* DIRECTIONS *
Copy out all the lines of the data that hold the word "JSON".

(GIVEN DATA begins)

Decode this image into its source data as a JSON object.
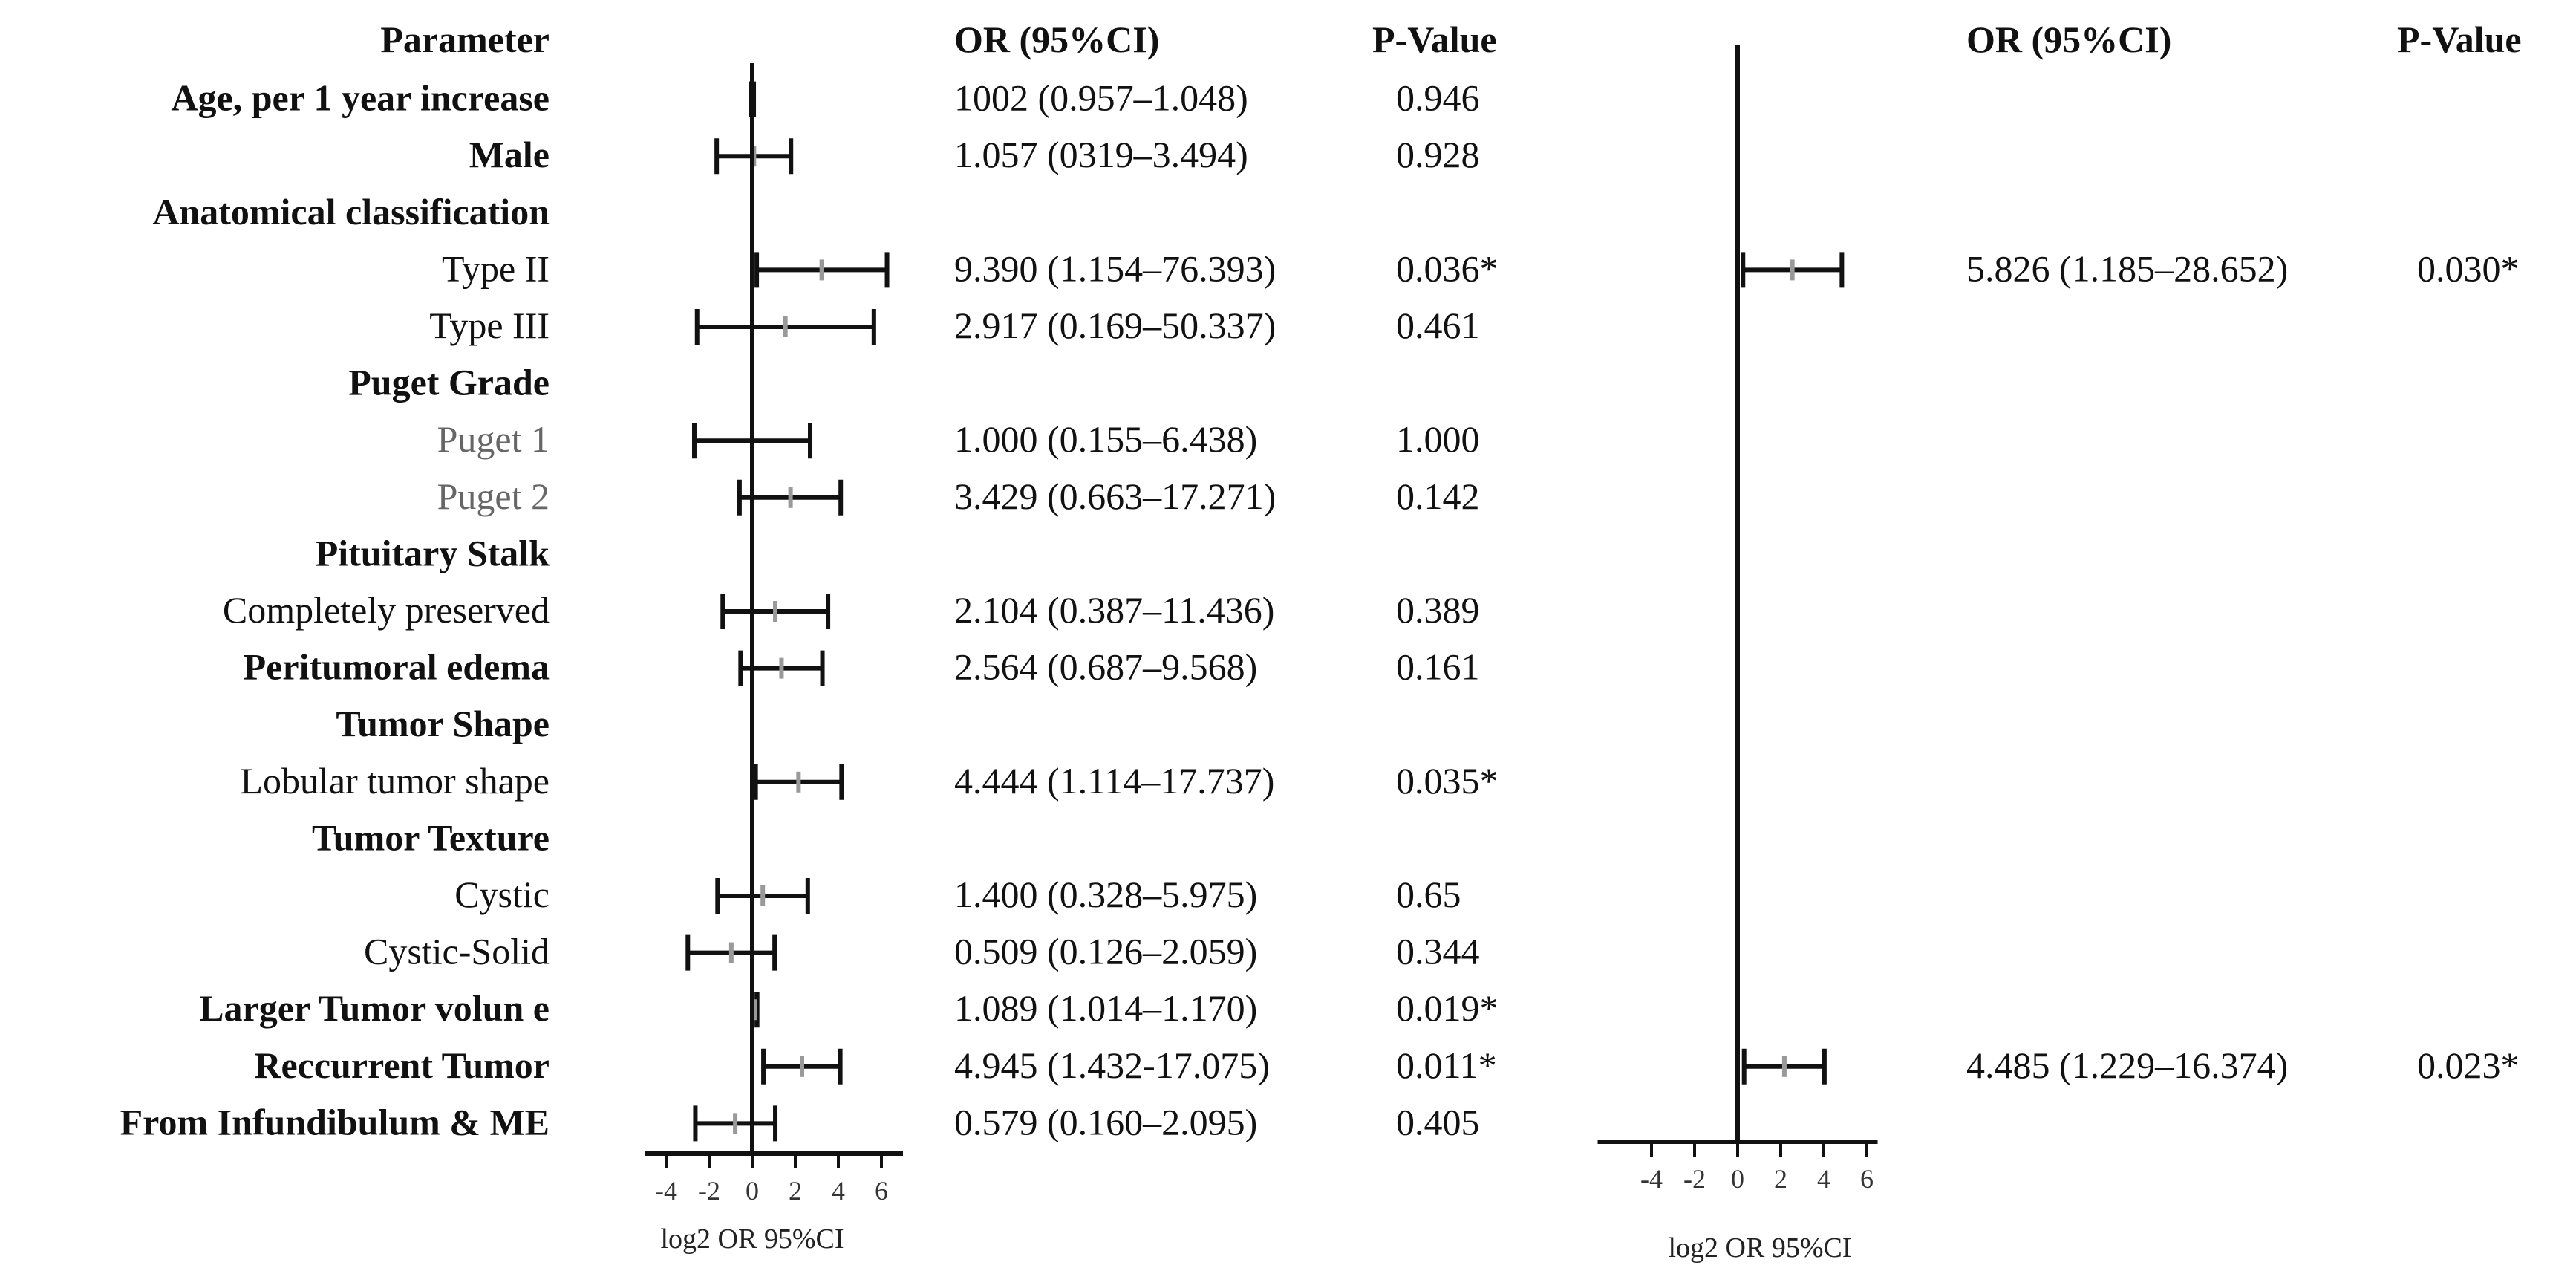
{
  "chart_data": [
    {
      "type": "forest",
      "headers": {
        "parameter": "Parameter",
        "or": "OR (95%CI)",
        "p": "P-Value"
      },
      "xlabel": "log2 OR 95%CI",
      "xticks": [
        "-4",
        "-2",
        "0",
        "2",
        "4",
        "6"
      ],
      "xlim": [
        -5,
        7
      ],
      "rows": [
        {
          "label": "Age, per 1 year increase",
          "bold": true,
          "or_text": "1002 (0.957–1.048)",
          "p": "0.946",
          "log2or": 0.0,
          "lo": -0.06,
          "hi": 0.07
        },
        {
          "label": "Male",
          "bold": true,
          "or_text": "1.057 (0319–3.494)",
          "p": "0.928",
          "log2or": 0.08,
          "lo": -1.65,
          "hi": 1.8
        },
        {
          "label": "Anatomical classification",
          "bold": true,
          "header": true
        },
        {
          "label": "Type II",
          "bold": false,
          "or_text": "9.390 (1.154–76.393)",
          "p": "0.036*",
          "log2or": 3.23,
          "lo": 0.21,
          "hi": 6.26
        },
        {
          "label": "Type III",
          "bold": false,
          "or_text": "2.917 (0.169–50.337)",
          "p": "0.461",
          "log2or": 1.54,
          "lo": -2.56,
          "hi": 5.65
        },
        {
          "label": "Puget Grade",
          "bold": true,
          "header": true
        },
        {
          "label": "Puget 1",
          "bold": false,
          "muted": true,
          "or_text": "1.000 (0.155–6.438)",
          "p": "1.000",
          "log2or": 0.0,
          "lo": -2.69,
          "hi": 2.69
        },
        {
          "label": "Puget 2",
          "bold": false,
          "muted": true,
          "or_text": "3.429 (0.663–17.271)",
          "p": "0.142",
          "log2or": 1.78,
          "lo": -0.59,
          "hi": 4.11
        },
        {
          "label": "Pituitary Stalk",
          "bold": true,
          "header": true
        },
        {
          "label": "Completely preserved",
          "bold": false,
          "or_text": "2.104 (0.387–11.436)",
          "p": "0.389",
          "log2or": 1.07,
          "lo": -1.37,
          "hi": 3.52
        },
        {
          "label": "Peritumoral edema",
          "bold": true,
          "or_text": "2.564 (0.687–9.568)",
          "p": "0.161",
          "log2or": 1.36,
          "lo": -0.54,
          "hi": 3.26
        },
        {
          "label": "Tumor Shape",
          "bold": true,
          "header": true
        },
        {
          "label": "Lobular tumor shape",
          "bold": false,
          "or_text": "4.444 (1.114–17.737)",
          "p": "0.035*",
          "log2or": 2.15,
          "lo": 0.16,
          "hi": 4.15
        },
        {
          "label": "Tumor Texture",
          "bold": true,
          "header": true
        },
        {
          "label": "Cystic",
          "bold": false,
          "or_text": "1.400 (0.328–5.975)",
          "p": "0.65",
          "log2or": 0.49,
          "lo": -1.61,
          "hi": 2.58
        },
        {
          "label": "Cystic-Solid",
          "bold": false,
          "or_text": "0.509 (0.126–2.059)",
          "p": "0.344",
          "log2or": -0.97,
          "lo": -2.99,
          "hi": 1.04
        },
        {
          "label": "Larger Tumor volun e",
          "bold": true,
          "or_text": "1.089 (1.014–1.170)",
          "p": "0.019*",
          "log2or": 0.12,
          "lo": 0.02,
          "hi": 0.23
        },
        {
          "label": "Reccurrent Tumor",
          "bold": true,
          "or_text": "4.945 (1.432-17.075)",
          "p": "0.011*",
          "log2or": 2.31,
          "lo": 0.52,
          "hi": 4.09
        },
        {
          "label": "From Infundibulum & ME",
          "bold": true,
          "or_text": "0.579 (0.160–2.095)",
          "p": "0.405",
          "log2or": -0.79,
          "lo": -2.64,
          "hi": 1.07
        }
      ]
    },
    {
      "type": "forest",
      "headers": {
        "or": "OR (95%CI)",
        "p": "P-Value"
      },
      "xlabel": "log2 OR 95%CI",
      "xticks": [
        "-4",
        "-2",
        "0",
        "2",
        "4",
        "6"
      ],
      "xlim": [
        -5,
        7
      ],
      "rows": [
        {
          "label": "Type II",
          "or_text": "5.826 (1.185–28.652)",
          "p": "0.030*",
          "log2or": 2.54,
          "lo": 0.25,
          "hi": 4.84
        },
        {
          "label": "Reccurrent Tumor",
          "or_text": "4.485 (1.229–16.374)",
          "p": "0.023*",
          "log2or": 2.17,
          "lo": 0.3,
          "hi": 4.03
        }
      ]
    }
  ]
}
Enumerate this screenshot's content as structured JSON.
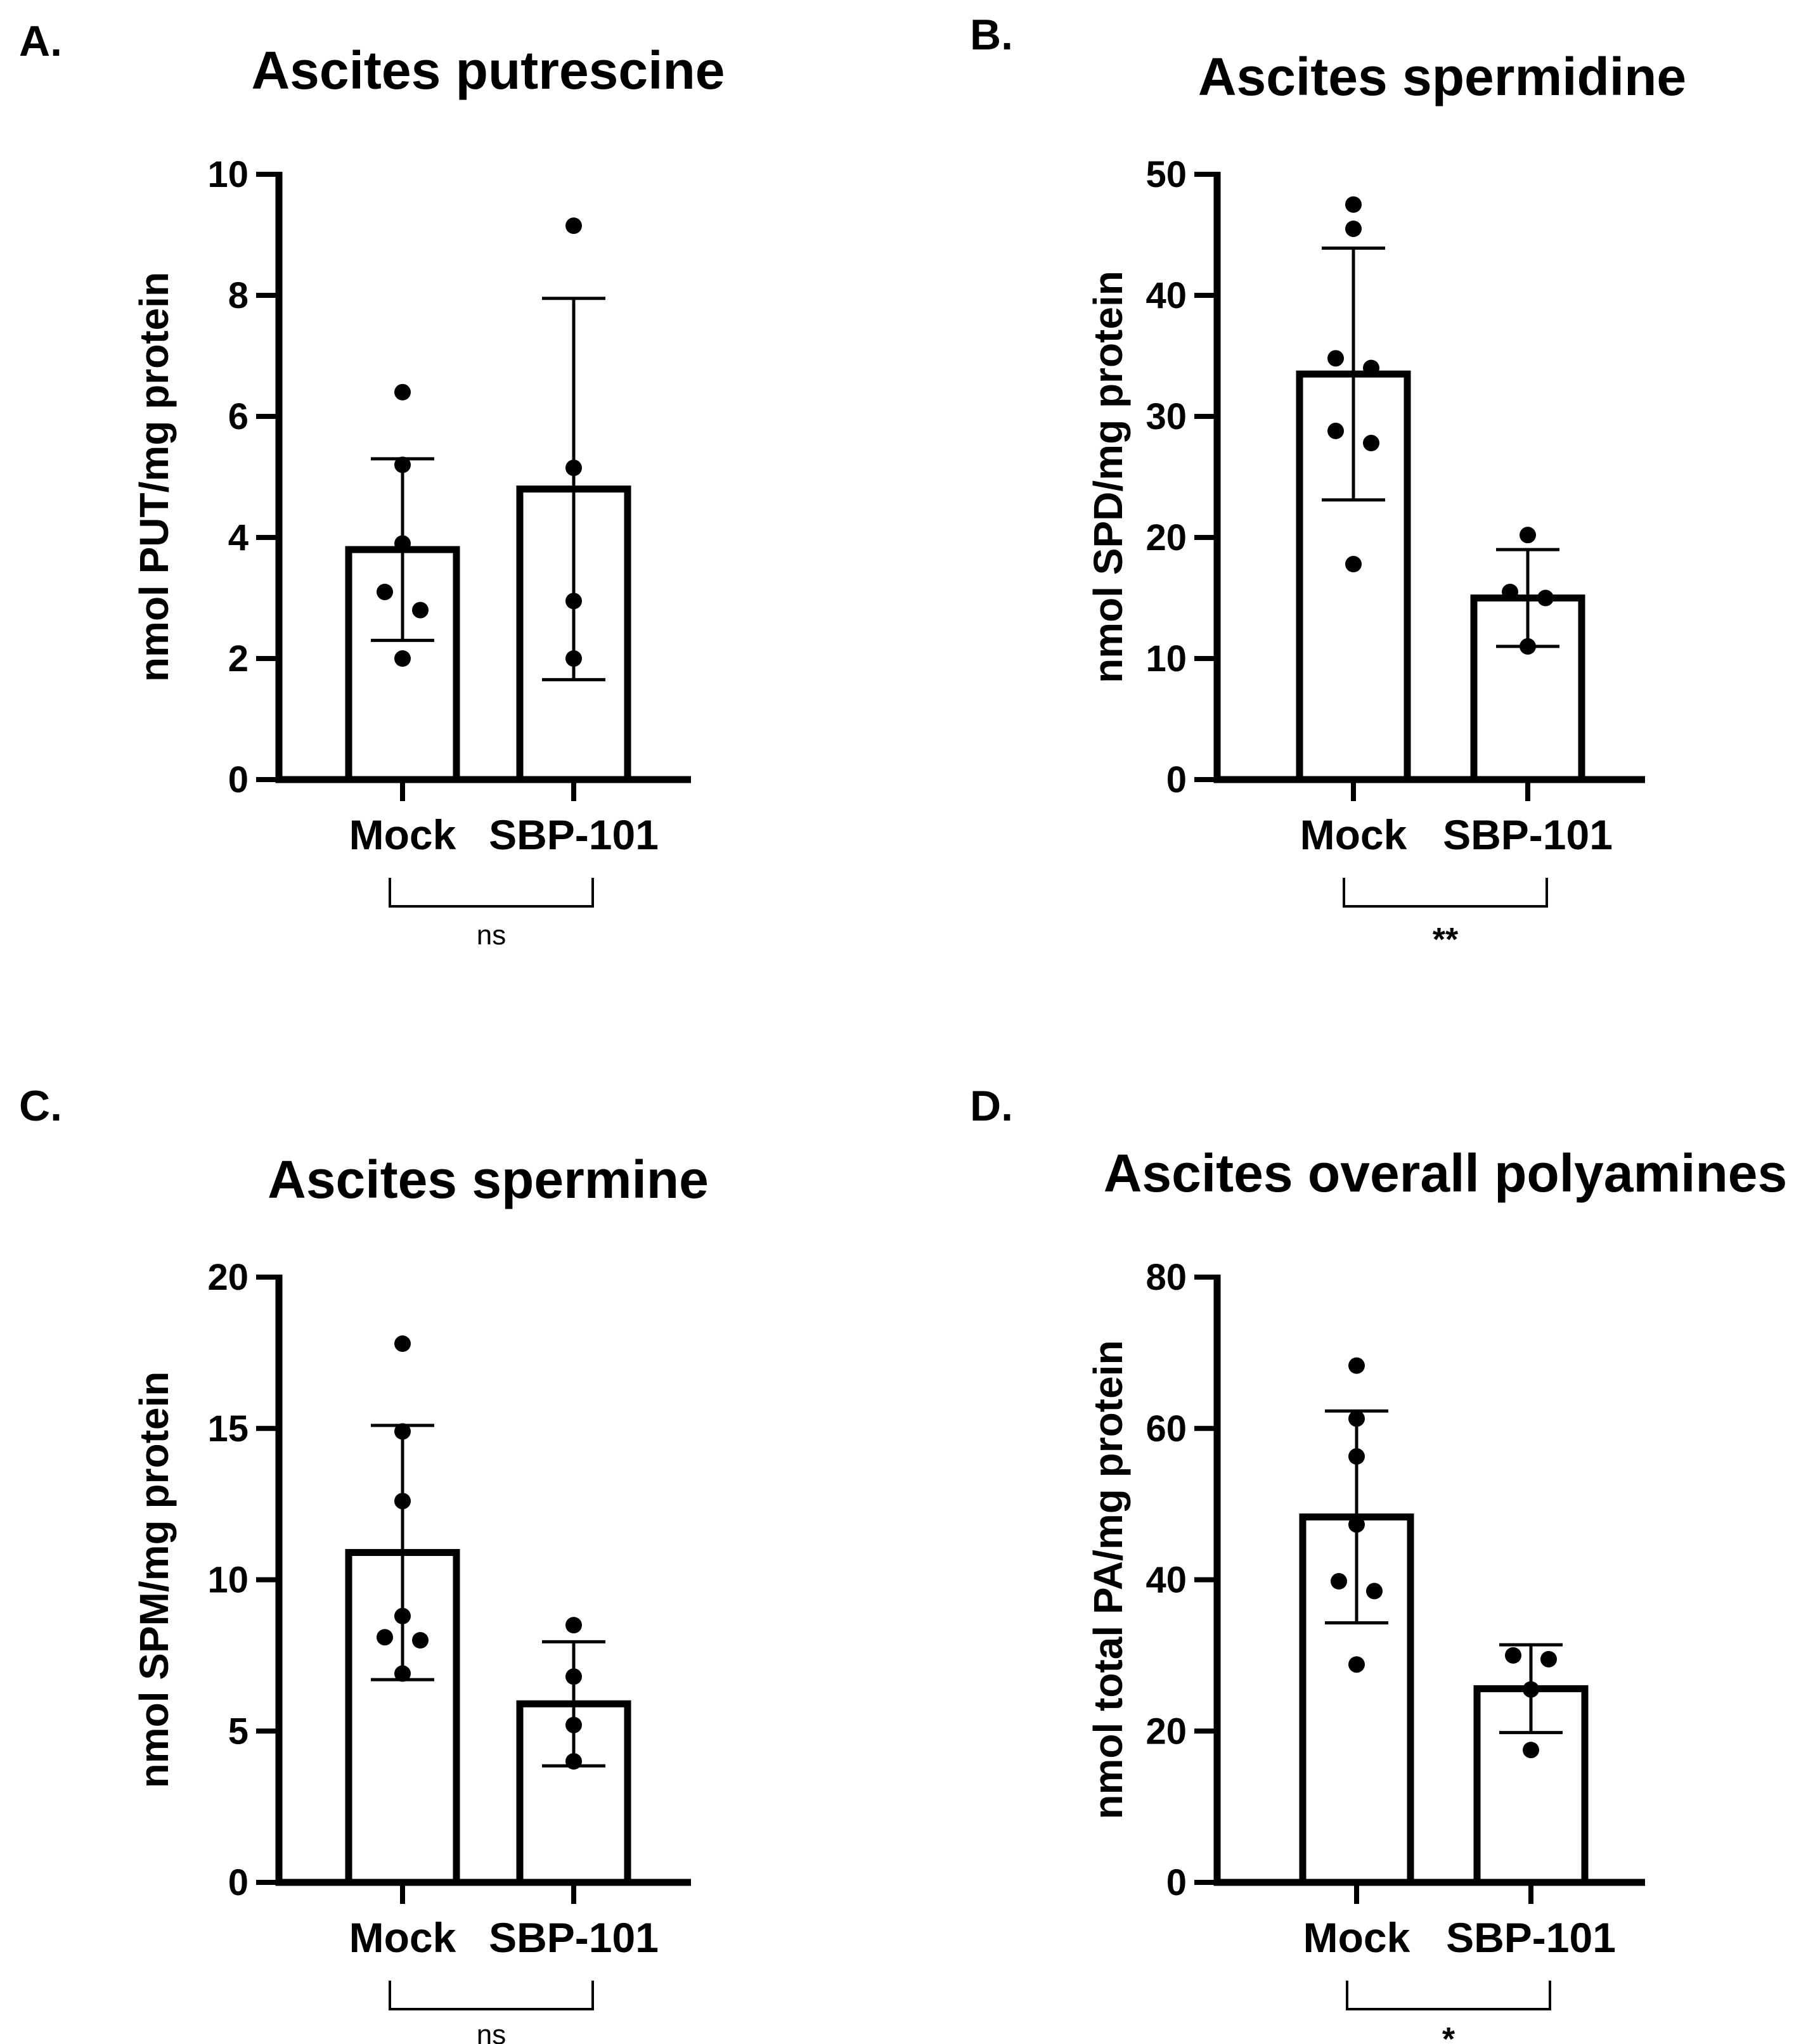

(GIVEN DATA ends)

* RESPONSE TO THIS EXERCISE *
Decode this image into its source data as a JSON object.
Enumerate this screenshot's content as structured JSON.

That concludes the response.